— Start —

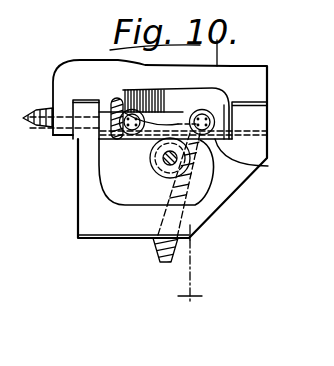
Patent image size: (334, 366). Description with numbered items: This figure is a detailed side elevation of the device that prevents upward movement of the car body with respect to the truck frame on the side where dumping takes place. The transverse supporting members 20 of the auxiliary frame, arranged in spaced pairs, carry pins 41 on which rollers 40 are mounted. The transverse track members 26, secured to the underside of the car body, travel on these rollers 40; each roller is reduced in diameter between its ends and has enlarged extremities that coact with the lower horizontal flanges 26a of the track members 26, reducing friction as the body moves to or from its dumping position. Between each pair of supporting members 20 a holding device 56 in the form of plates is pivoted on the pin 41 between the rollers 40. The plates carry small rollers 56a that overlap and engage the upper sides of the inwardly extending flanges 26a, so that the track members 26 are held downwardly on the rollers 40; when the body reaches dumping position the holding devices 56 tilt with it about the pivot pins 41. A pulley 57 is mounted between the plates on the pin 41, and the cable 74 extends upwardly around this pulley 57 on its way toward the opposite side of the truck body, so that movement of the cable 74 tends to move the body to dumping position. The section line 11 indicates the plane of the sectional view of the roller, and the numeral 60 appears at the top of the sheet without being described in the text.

The section line 11- 11 is at (229, 57).
The transverse supporting members 20 is at (78, 168).
The transverse track members 26 is at (268, 73).
The lower horizontal flanges 26a is at (265, 168).
The rollers 40 is at (151, 163).
The pins 41 is at (168, 166).
The holding devices 56 is at (185, 110).
The small rollers 56a is at (322, 115).
The pulley 57 is at (150, 154).
The lever 60 is at (84, 8).
The cable 74 is at (170, 250).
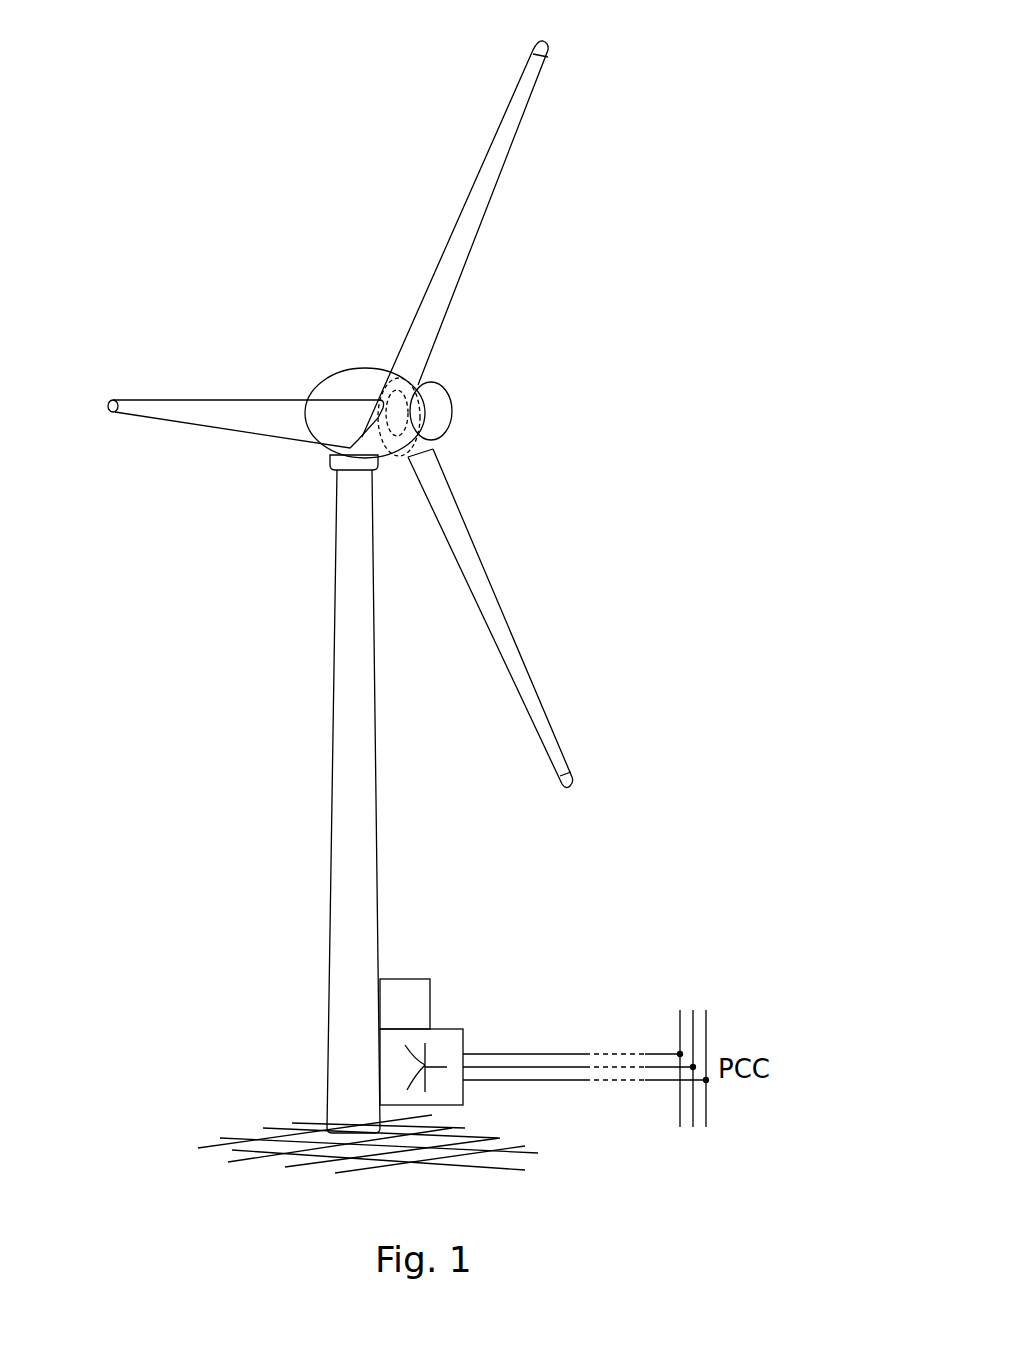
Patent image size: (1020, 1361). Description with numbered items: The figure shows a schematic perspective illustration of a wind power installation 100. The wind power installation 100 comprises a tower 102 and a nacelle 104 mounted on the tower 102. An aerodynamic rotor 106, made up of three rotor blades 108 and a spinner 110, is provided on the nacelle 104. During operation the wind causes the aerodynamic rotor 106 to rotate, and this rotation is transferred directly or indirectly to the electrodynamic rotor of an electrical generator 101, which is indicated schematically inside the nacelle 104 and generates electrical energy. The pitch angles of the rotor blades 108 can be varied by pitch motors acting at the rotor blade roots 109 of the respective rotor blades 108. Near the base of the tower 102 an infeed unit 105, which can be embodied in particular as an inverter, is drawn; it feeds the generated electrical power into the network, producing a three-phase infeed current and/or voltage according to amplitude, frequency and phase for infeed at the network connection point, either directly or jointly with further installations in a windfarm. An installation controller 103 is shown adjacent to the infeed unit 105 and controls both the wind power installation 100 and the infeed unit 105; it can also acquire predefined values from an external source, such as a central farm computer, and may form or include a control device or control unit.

The wind power installation 100 is at (290, 538).
The electrical generator 101 is at (402, 378).
The tower 102 is at (363, 802).
The installation controller 103 is at (427, 1002).
The nacelle 104 is at (348, 390).
The infeed unit 105 is at (463, 1092).
The aerodynamic rotor 106 is at (520, 330).
The rotor blades 108 is at (488, 173).
The rotor blade roots 109 is at (432, 443).
The spinner 110 is at (435, 410).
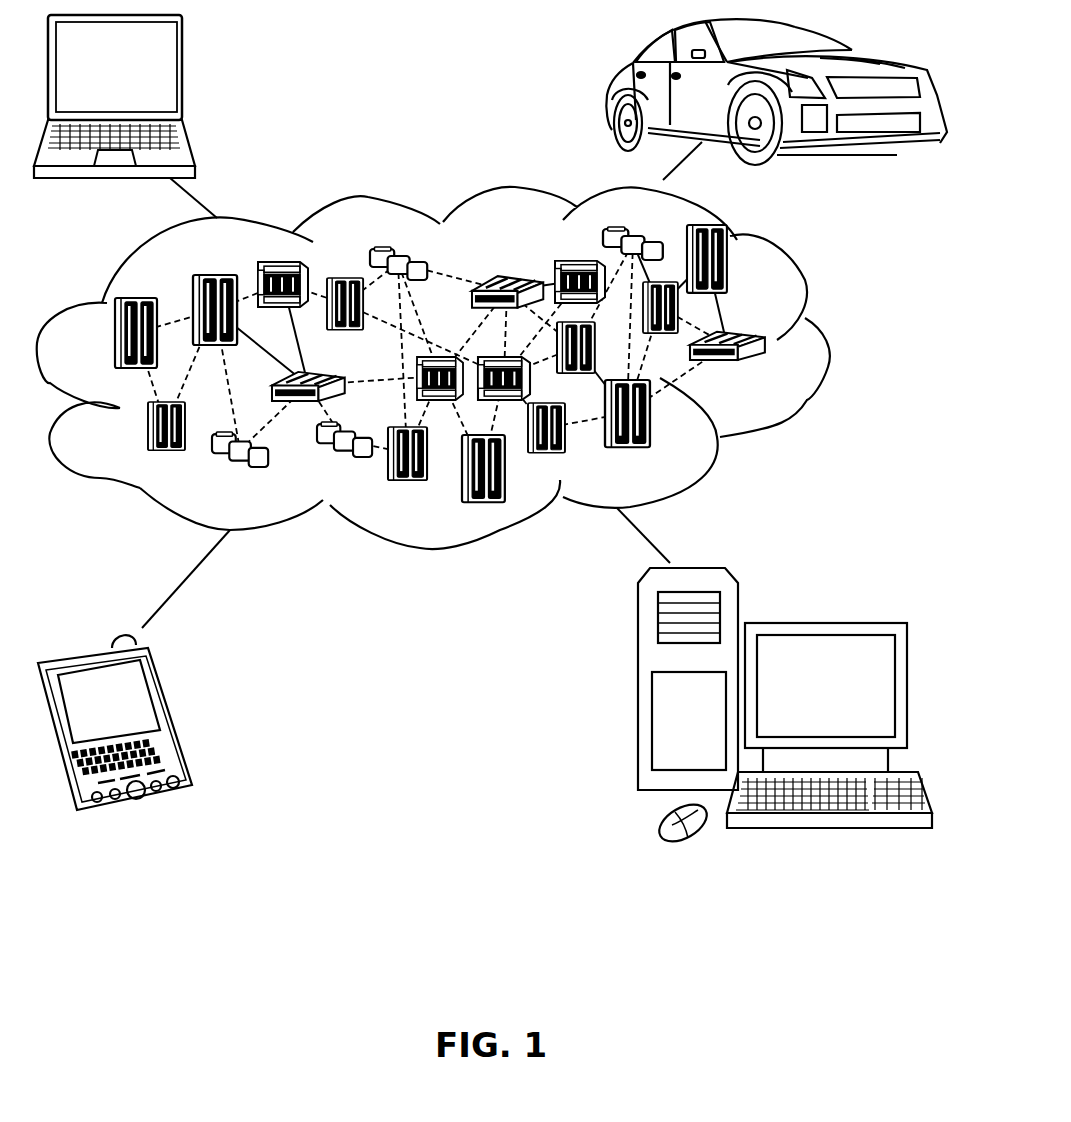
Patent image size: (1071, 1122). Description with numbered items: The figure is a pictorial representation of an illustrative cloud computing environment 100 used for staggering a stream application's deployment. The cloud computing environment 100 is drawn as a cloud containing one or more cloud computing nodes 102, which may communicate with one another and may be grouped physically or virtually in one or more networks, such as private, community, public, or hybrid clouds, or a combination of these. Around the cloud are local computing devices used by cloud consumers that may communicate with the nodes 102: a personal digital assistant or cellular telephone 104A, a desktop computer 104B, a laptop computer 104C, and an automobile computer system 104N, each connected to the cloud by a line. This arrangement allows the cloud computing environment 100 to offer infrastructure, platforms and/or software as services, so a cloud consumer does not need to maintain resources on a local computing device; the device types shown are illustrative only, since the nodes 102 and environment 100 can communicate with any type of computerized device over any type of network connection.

The cloud computing environment 100 is at (827, 343).
The cloud computing nodes 102 is at (766, 371).
The personal digital assistant (PDA) or cellular telephone 104A is at (173, 717).
The desktop computer 104B is at (822, 623).
The laptop computer 104C is at (183, 77).
The automobile computer system 104N is at (610, 92).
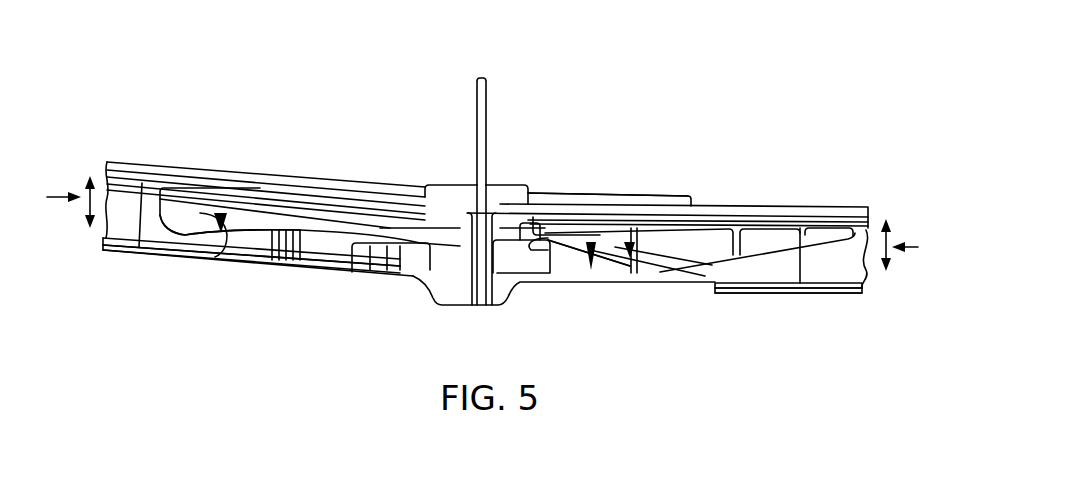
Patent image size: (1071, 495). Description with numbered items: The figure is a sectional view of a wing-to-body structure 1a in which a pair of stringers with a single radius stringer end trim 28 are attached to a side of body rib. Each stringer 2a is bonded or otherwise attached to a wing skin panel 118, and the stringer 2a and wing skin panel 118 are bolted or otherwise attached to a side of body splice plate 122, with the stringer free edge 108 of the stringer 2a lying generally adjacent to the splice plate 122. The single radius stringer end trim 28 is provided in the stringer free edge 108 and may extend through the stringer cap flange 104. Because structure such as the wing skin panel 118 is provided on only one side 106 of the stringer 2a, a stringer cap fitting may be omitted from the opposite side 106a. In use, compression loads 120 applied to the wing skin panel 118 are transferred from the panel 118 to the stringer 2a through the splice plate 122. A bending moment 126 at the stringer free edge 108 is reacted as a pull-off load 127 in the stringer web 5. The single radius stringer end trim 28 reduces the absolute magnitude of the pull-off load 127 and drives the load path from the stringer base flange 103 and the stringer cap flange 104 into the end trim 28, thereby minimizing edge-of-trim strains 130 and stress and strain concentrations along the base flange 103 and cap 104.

— End —

- _Short task_
Reproduce every line of the records above word for word, leaving out the pictures.

- _Complete answer_
Patent image size: (334, 366). Description with numbered items: This figure is a detailed side elevation of the device that prevents upward movement of the car body with respect to the truck frame on the side where dumping takes place. The transverse supporting members 20 of the auxiliary frame, arranged in spaced pairs, carry pins 41 on which rollers 40 are mounted. The transverse track members 26, secured to the underside of the car body, travel on these rollers 40; each roller is reduced in diameter between its ends and has enlarged extremities that coact with the lower horizontal flanges 26a of the track members 26, reducing friction as the body moves to or from its dumping position. Between each pair of supporting members 20 a holding device 56 in the form of plates is pivoted on the pin 41 between the rollers 40. The plates carry small rollers 56a that overlap and engage the upper sides of the inwardly extending flanges 26a, so that the track members 26 are held downwardly on the rollers 40; when the body reaches dumping position the holding devices 56 tilt with it about the pivot pins 41. A pulley 57 is mounted between the plates on the pin 41, and the cable 74 extends upwardly around this pulley 57 on its way toward the opposite side of the truck body, so that movement of the cable 74 tends to move the body to dumping position. The section line 11 indicates the plane of the sectional view of the roller, and the numeral 60 appears at the top of the sheet without being described in the text.

The section line 11- 11 is at (229, 57).
The transverse supporting members 20 is at (78, 168).
The transverse track members 26 is at (268, 73).
The lower horizontal flanges 26a is at (265, 168).
The rollers 40 is at (151, 163).
The pins 41 is at (168, 166).
The holding devices 56 is at (185, 110).
The small rollers 56a is at (322, 115).
The pulley 57 is at (150, 154).
The lever 60 is at (84, 8).
The cable 74 is at (170, 250).
Patent image size: (1020, 1361). Description with numbered items: The figure shows a schematic perspective illustration of a wind power installation 100. The wind power installation 100 comprises a tower 102 and a nacelle 104 mounted on the tower 102. An aerodynamic rotor 106, made up of three rotor blades 108 and a spinner 110, is provided on the nacelle 104. During operation the wind causes the aerodynamic rotor 106 to rotate, and this rotation is transferred directly or indirectly to the electrodynamic rotor of an electrical generator 101, which is indicated schematically inside the nacelle 104 and generates electrical energy. The pitch angles of the rotor blades 108 can be varied by pitch motors acting at the rotor blade roots 109 of the respective rotor blades 108. Near the base of the tower 102 an infeed unit 105, which can be embodied in particular as an inverter, is drawn; it feeds the generated electrical power into the network, producing a three-phase infeed current and/or voltage according to amplitude, frequency and phase for infeed at the network connection point, either directly or jointly with further installations in a windfarm. An installation controller 103 is shown adjacent to the infeed unit 105 and controls both the wind power installation 100 and the infeed unit 105; it can also acquire predefined values from an external source, such as a central farm computer, and may form or include a control device or control unit.

The wind power installation 100 is at (290, 538).
The electrical generator 101 is at (402, 378).
The tower 102 is at (363, 802).
The installation controller 103 is at (427, 1002).
The nacelle 104 is at (348, 390).
The infeed unit 105 is at (463, 1092).
The aerodynamic rotor 106 is at (520, 330).
The rotor blades 108 is at (488, 173).
The rotor blade roots 109 is at (432, 443).
The spinner 110 is at (435, 410).
Patent image size: (1071, 1122). Description with numbered items: The figure is a pictorial representation of an illustrative cloud computing environment 100 used for staggering a stream application's deployment. The cloud computing environment 100 is drawn as a cloud containing one or more cloud computing nodes 102, which may communicate with one another and may be grouped physically or virtually in one or more networks, such as private, community, public, or hybrid clouds, or a combination of these. Around the cloud are local computing devices used by cloud consumers that may communicate with the nodes 102: a personal digital assistant or cellular telephone 104A, a desktop computer 104B, a laptop computer 104C, and an automobile computer system 104N, each connected to the cloud by a line. This arrangement allows the cloud computing environment 100 to offer infrastructure, platforms and/or software as services, so a cloud consumer does not need to maintain resources on a local computing device; the device types shown are illustrative only, since the nodes 102 and environment 100 can communicate with any type of computerized device over any type of network connection.

The cloud computing environment 100 is at (827, 343).
The cloud computing nodes 102 is at (766, 371).
The personal digital assistant (PDA) or cellular telephone 104A is at (173, 717).
The desktop computer 104B is at (822, 623).
The laptop computer 104C is at (183, 77).
The automobile computer system 104N is at (610, 92).
Patent image size: (1071, 495). Description with numbered items: The figure is a sectional view of a wing-to-body structure 1a in which a pair of stringers with a single radius stringer end trim 28 are attached to a side of body rib. Each stringer 2a is bonded or otherwise attached to a wing skin panel 118, and the stringer 2a and wing skin panel 118 are bolted or otherwise attached to a side of body splice plate 122, with the stringer free edge 108 of the stringer 2a lying generally adjacent to the splice plate 122. The single radius stringer end trim 28 is provided in the stringer free edge 108 and may extend through the stringer cap flange 104. Because structure such as the wing skin panel 118 is provided on only one side 106 of the stringer 2a, a stringer cap fitting may be omitted from the opposite side 106a. In use, compression loads 120 applied to the wing skin panel 118 are transferred from the panel 118 to the stringer 2a through the splice plate 122. A bending moment 126 at the stringer free edge 108 is reacted as a pull-off load 127 in the stringer web 5. The single radius stringer end trim 28 reduces the absolute magnitude of the pull-off load 127 and drives the load path from the stringer base flange 103 and the stringer cap flange 104 into the end trim 28, thereby minimizing edge-of-trim strains 130 and stress and strain concentrations along the base flange 103 and cap 104.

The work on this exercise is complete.